>> START DATA TO PROCESS

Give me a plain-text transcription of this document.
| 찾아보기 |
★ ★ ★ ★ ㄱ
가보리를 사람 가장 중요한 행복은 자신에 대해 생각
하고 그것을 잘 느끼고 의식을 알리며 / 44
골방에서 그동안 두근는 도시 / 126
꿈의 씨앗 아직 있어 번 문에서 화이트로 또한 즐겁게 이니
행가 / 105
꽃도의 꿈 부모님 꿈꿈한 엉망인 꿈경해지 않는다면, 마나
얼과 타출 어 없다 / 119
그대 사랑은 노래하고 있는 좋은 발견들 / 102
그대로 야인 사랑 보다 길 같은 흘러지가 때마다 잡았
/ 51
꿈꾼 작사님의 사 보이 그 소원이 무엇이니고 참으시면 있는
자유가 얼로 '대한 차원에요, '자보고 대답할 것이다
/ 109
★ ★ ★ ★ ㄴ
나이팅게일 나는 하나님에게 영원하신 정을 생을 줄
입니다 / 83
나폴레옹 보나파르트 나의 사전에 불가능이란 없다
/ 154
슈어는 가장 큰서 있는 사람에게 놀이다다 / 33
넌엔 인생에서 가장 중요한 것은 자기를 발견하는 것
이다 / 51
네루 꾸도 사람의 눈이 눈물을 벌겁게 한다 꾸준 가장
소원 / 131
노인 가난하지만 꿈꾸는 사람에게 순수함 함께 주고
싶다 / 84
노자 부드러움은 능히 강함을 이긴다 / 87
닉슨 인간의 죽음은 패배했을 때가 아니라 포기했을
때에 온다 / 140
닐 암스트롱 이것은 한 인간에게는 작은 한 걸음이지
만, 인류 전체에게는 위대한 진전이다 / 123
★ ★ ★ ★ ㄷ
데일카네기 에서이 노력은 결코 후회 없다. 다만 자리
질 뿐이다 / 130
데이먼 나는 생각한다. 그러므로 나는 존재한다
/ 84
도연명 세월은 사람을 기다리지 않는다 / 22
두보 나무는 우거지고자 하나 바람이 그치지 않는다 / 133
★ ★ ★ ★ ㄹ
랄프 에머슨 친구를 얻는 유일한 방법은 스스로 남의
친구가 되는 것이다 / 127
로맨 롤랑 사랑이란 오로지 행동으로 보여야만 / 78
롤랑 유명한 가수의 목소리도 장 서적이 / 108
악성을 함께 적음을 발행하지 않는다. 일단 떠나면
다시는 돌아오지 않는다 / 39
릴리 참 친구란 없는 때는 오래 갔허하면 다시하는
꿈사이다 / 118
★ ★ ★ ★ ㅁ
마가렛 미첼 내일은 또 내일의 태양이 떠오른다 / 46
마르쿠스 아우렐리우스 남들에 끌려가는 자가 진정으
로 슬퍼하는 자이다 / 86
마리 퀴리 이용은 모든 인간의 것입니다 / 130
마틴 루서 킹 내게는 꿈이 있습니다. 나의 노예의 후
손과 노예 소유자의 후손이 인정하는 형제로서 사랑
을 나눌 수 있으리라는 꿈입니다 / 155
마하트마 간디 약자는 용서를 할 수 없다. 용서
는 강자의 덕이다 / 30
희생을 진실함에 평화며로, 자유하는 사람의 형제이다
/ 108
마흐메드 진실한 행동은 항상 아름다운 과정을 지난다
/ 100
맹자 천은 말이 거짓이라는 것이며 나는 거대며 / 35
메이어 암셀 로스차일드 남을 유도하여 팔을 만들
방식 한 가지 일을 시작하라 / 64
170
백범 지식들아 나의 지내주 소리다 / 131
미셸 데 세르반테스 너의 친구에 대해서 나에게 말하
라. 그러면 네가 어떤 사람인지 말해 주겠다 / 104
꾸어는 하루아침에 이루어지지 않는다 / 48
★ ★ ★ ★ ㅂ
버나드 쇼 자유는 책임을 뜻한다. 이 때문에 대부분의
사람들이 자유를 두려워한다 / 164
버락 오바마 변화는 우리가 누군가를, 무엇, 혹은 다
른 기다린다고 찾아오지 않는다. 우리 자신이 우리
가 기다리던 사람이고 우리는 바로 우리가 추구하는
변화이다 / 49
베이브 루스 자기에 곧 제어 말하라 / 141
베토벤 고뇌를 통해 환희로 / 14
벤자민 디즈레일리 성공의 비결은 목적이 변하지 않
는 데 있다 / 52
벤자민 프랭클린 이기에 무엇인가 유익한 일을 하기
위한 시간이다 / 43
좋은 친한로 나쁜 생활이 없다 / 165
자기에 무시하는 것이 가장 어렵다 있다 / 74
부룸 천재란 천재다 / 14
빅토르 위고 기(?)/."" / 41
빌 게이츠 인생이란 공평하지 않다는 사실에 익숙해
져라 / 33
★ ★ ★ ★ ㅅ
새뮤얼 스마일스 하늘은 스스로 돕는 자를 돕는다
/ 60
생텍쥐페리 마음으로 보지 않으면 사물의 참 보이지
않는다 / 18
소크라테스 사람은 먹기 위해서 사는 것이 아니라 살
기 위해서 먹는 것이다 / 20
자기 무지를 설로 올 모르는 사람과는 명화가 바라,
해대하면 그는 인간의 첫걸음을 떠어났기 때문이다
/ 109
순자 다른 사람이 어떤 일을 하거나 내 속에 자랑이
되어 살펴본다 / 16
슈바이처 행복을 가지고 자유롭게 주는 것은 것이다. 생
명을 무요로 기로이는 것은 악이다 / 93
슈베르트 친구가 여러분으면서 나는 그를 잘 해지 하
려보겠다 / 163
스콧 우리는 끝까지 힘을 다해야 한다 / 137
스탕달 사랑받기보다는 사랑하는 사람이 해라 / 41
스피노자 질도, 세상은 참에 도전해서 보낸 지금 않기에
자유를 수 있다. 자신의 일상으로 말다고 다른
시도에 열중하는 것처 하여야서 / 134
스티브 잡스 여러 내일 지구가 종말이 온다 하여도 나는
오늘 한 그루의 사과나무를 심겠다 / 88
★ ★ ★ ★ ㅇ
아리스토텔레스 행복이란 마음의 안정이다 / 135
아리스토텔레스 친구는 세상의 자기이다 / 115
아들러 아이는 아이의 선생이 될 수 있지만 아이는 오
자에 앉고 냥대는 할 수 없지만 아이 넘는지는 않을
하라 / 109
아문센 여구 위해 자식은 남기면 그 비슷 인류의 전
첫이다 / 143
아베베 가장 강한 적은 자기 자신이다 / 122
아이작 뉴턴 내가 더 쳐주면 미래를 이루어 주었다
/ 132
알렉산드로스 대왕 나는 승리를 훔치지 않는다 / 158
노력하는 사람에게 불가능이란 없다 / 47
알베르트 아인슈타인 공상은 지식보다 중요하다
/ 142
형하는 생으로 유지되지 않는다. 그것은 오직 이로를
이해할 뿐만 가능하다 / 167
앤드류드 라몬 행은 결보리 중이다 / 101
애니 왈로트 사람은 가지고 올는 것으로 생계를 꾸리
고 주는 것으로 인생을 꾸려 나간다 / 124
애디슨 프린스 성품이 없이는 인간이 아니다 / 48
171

>> END DATA TO PROCESS

STATED GOAL
Output all preceding records character for character.

SOLVED EXERCISE
Give me a plain-text transcription of this document.
| 찾아보기 |
★ ★ ★ ★ ㄱ
가보리를 사람 가장 중요한 행복은 자신에 대해 생각
하고 그것을 잘 느끼고 의식을 알리며 / 44
골방에서 그동안 두근는 도시 / 126
꿈의 씨앗 아직 있어 번 문에서 화이트로 또한 즐겁게 이니
행가 / 105
꽃도의 꿈 부모님 꿈꿈한 엉망인 꿈경해지 않는다면, 마나
얼과 타출 어 없다 / 119
그대 사랑은 노래하고 있는 좋은 발견들 / 102
그대로 야인 사랑 보다 길 같은 흘러지가 때마다 잡았
/ 51
꿈꾼 작사님의 사 보이 그 소원이 무엇이니고 참으시면 있는
자유가 얼로 '대한 차원에요, '자보고 대답할 것이다
/ 109
★ ★ ★ ★ ㄴ
나이팅게일 나는 하나님에게 영원하신 정을 생을 줄
입니다 / 83
나폴레옹 보나파르트 나의 사전에 불가능이란 없다
/ 154
슈어는 가장 큰서 있는 사람에게 놀이다다 / 33
넌엔 인생에서 가장 중요한 것은 자기를 발견하는 것
이다 / 51
네루 꾸도 사람의 눈이 눈물을 벌겁게 한다 꾸준 가장
소원 / 131
노인 가난하지만 꿈꾸는 사람에게 순수함 함께 주고
싶다 / 84
노자 부드러움은 능히 강함을 이긴다 / 87
닉슨 인간의 죽음은 패배했을 때가 아니라 포기했을
때에 온다 / 140
닐 암스트롱 이것은 한 인간에게는 작은 한 걸음이지
만, 인류 전체에게는 위대한 진전이다 / 123
★ ★ ★ ★ ㄷ
데일카네기 에서이 노력은 결코 후회 없다. 다만 자리
질 뿐이다 / 130
데이먼 나는 생각한다. 그러므로 나는 존재한다
/ 84
도연명 세월은 사람을 기다리지 않는다 / 22
두보 나무는 우거지고자 하나 바람이 그치지 않는다 / 133
★ ★ ★ ★ ㄹ
랄프 에머슨 친구를 얻는 유일한 방법은 스스로 남의
친구가 되는 것이다 / 127
로맨 롤랑 사랑이란 오로지 행동으로 보여야만 / 78
롤랑 유명한 가수의 목소리도 장 서적이 / 108
악성을 함께 적음을 발행하지 않는다. 일단 떠나면
다시는 돌아오지 않는다 / 39
릴리 참 친구란 없는 때는 오래 갔허하면 다시하는
꿈사이다 / 118
★ ★ ★ ★ ㅁ
마가렛 미첼 내일은 또 내일의 태양이 떠오른다 / 46
마르쿠스 아우렐리우스 남들에 끌려가는 자가 진정으
로 슬퍼하는 자이다 / 86
마리 퀴리 이용은 모든 인간의 것입니다 / 130
마틴 루서 킹 내게는 꿈이 있습니다. 나의 노예의 후
손과 노예 소유자의 후손이 인정하는 형제로서 사랑
을 나눌 수 있으리라는 꿈입니다 / 155
마하트마 간디 약자는 용서를 할 수 없다. 용서
는 강자의 덕이다 / 30
희생을 진실함에 평화며로, 자유하는 사람의 형제이다
/ 108
마흐메드 진실한 행동은 항상 아름다운 과정을 지난다
/ 100
맹자 천은 말이 거짓이라는 것이며 나는 거대며 / 35
메이어 암셀 로스차일드 남을 유도하여 팔을 만들
방식 한 가지 일을 시작하라 / 64
170
백범 지식들아 나의 지내주 소리다 / 131
미셸 데 세르반테스 너의 친구에 대해서 나에게 말하
라. 그러면 네가 어떤 사람인지 말해 주겠다 / 104
꾸어는 하루아침에 이루어지지 않는다 / 48
★ ★ ★ ★ ㅂ
버나드 쇼 자유는 책임을 뜻한다. 이 때문에 대부분의
사람들이 자유를 두려워한다 / 164
버락 오바마 변화는 우리가 누군가를, 무엇, 혹은 다
른 기다린다고 찾아오지 않는다. 우리 자신이 우리
가 기다리던 사람이고 우리는 바로 우리가 추구하는
변화이다 / 49
베이브 루스 자기에 곧 제어 말하라 / 141
베토벤 고뇌를 통해 환희로 / 14
벤자민 디즈레일리 성공의 비결은 목적이 변하지 않
는 데 있다 / 52
벤자민 프랭클린 이기에 무엇인가 유익한 일을 하기
위한 시간이다 / 43
좋은 친한로 나쁜 생활이 없다 / 165
자기에 무시하는 것이 가장 어렵다 있다 / 74
부룸 천재란 천재다 / 14
빅토르 위고 기(?)/."" / 41
빌 게이츠 인생이란 공평하지 않다는 사실에 익숙해
져라 / 33
★ ★ ★ ★ ㅅ
새뮤얼 스마일스 하늘은 스스로 돕는 자를 돕는다
/ 60
생텍쥐페리 마음으로 보지 않으면 사물의 참 보이지
않는다 / 18
소크라테스 사람은 먹기 위해서 사는 것이 아니라 살
기 위해서 먹는 것이다 / 20
자기 무지를 설로 올 모르는 사람과는 명화가 바라,
해대하면 그는 인간의 첫걸음을 떠어났기 때문이다
/ 109
순자 다른 사람이 어떤 일을 하거나 내 속에 자랑이
되어 살펴본다 / 16
슈바이처 행복을 가지고 자유롭게 주는 것은 것이다. 생
명을 무요로 기로이는 것은 악이다 / 93
슈베르트 친구가 여러분으면서 나는 그를 잘 해지 하
려보겠다 / 163
스콧 우리는 끝까지 힘을 다해야 한다 / 137
스탕달 사랑받기보다는 사랑하는 사람이 해라 / 41
스피노자 질도, 세상은 참에 도전해서 보낸 지금 않기에
자유를 수 있다. 자신의 일상으로 말다고 다른
시도에 열중하는 것처 하여야서 / 134
스티브 잡스 여러 내일 지구가 종말이 온다 하여도 나는
오늘 한 그루의 사과나무를 심겠다 / 88
★ ★ ★ ★ ㅇ
아리스토텔레스 행복이란 마음의 안정이다 / 135
아리스토텔레스 친구는 세상의 자기이다 / 115
아들러 아이는 아이의 선생이 될 수 있지만 아이는 오
자에 앉고 냥대는 할 수 없지만 아이 넘는지는 않을
하라 / 109
아문센 여구 위해 자식은 남기면 그 비슷 인류의 전
첫이다 / 143
아베베 가장 강한 적은 자기 자신이다 / 122
아이작 뉴턴 내가 더 쳐주면 미래를 이루어 주었다
/ 132
알렉산드로스 대왕 나는 승리를 훔치지 않는다 / 158
노력하는 사람에게 불가능이란 없다 / 47
알베르트 아인슈타인 공상은 지식보다 중요하다
/ 142
형하는 생으로 유지되지 않는다. 그것은 오직 이로를
이해할 뿐만 가능하다 / 167
앤드류드 라몬 행은 결보리 중이다 / 101
애니 왈로트 사람은 가지고 올는 것으로 생계를 꾸리
고 주는 것으로 인생을 꾸려 나간다 / 124
애디슨 프린스 성품이 없이는 인간이 아니다 / 48
171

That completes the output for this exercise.